EXERCISE OBJECTIVE: Can you transcribe every entry word for word, skipping the images?

DATA ENTRIES:
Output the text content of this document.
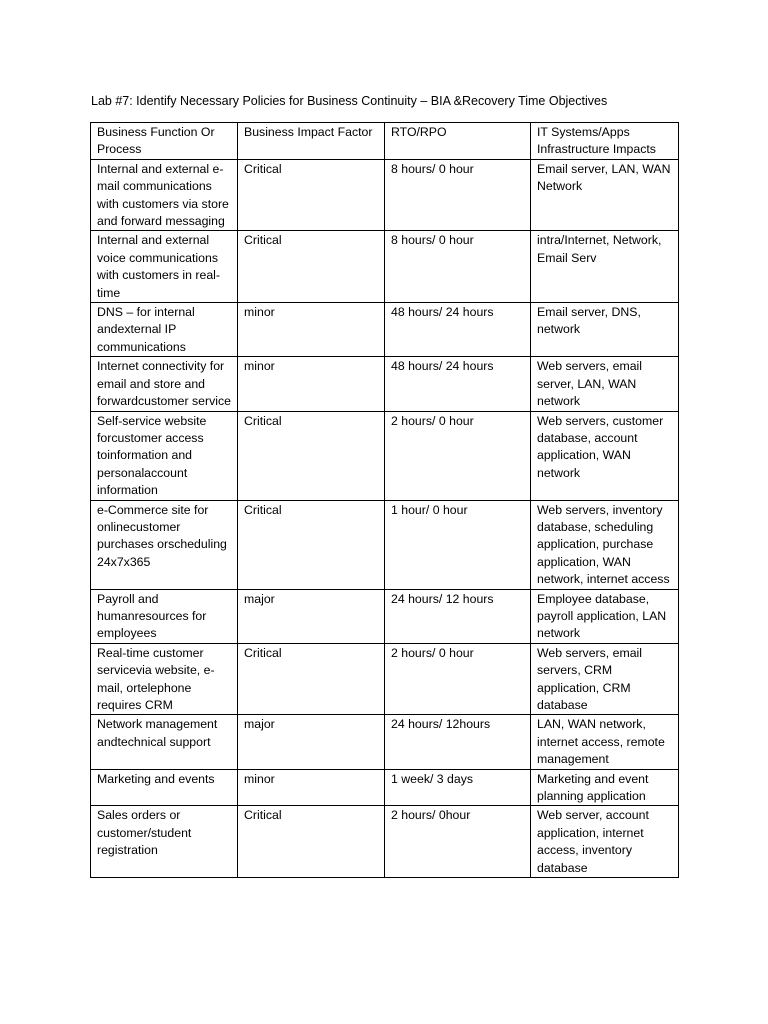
Lab #7: Identify Necessary Policies for Business Continuity – BIA &Recovery Time Objectives
Business Function Or Process	Business Impact Factor	RTO/RPO	IT Systems/Apps Infrastructure Impacts
Internal and external e-mail communications with customers via store and forward messaging	Critical	8 hours/ 0 hour	Email server, LAN, WAN Network
Internal and external voice communications with customers in real-time	Critical	8 hours/ 0 hour	intra/Internet, Network, Email Serv
DNS – for internal andexternal IP communications	minor	48 hours/ 24 hours	Email server, DNS, network
Internet connectivity for email and store and forwardcustomer service	minor	48 hours/ 24 hours	Web servers, email server, LAN, WAN network
Self-service website forcustomer access toinformation and personalaccount information	Critical	2 hours/ 0 hour	Web servers, customer database, account application, WAN network
e-Commerce site for onlinecustomer purchases orscheduling 24x7x365	Critical	1 hour/ 0 hour	Web servers, inventory database, scheduling application, purchase application, WAN network, internet access
Payroll and humanresources for employees	major	24 hours/ 12 hours	Employee database, payroll application, LAN network
Real-time customer servicevia website, e-mail, ortelephone requires CRM	Critical	2 hours/ 0 hour	Web servers, email servers, CRM application, CRM database
Network management andtechnical support	major	24 hours/ 12hours	LAN, WAN network, internet access, remote management
Marketing and events	minor	1 week/ 3 days	Marketing and event planning application
Sales orders or customer/student registration	Critical	2 hours/ 0hour	Web server, account application, internet access, inventory database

THE RESPONSE:
Output the text content of this document.
Lab #7: Identify Necessary Policies for Business Continuity – BIA &Recovery Time Objectives
Business Function Or Process	Business Impact Factor	RTO/RPO	IT Systems/Apps Infrastructure Impacts
Internal and external e-mail communications with customers via store and forward messaging	Critical	8 hours/ 0 hour	Email server, LAN, WAN Network
Internal and external voice communications with customers in real-time	Critical	8 hours/ 0 hour	intra/Internet, Network, Email Serv
DNS – for internal andexternal IP communications	minor	48 hours/ 24 hours	Email server, DNS, network
Internet connectivity for email and store and forwardcustomer service	minor	48 hours/ 24 hours	Web servers, email server, LAN, WAN network
Self-service website forcustomer access toinformation and personalaccount information	Critical	2 hours/ 0 hour	Web servers, customer database, account application, WAN network
e-Commerce site for onlinecustomer purchases orscheduling 24x7x365	Critical	1 hour/ 0 hour	Web servers, inventory database, scheduling application, purchase application, WAN network, internet access
Payroll and humanresources for employees	major	24 hours/ 12 hours	Employee database, payroll application, LAN network
Real-time customer servicevia website, e-mail, ortelephone requires CRM	Critical	2 hours/ 0 hour	Web servers, email servers, CRM application, CRM database
Network management andtechnical support	major	24 hours/ 12hours	LAN, WAN network, internet access, remote management
Marketing and events	minor	1 week/ 3 days	Marketing and event planning application
Sales orders or customer/student registration	Critical	2 hours/ 0hour	Web server, account application, internet access, inventory database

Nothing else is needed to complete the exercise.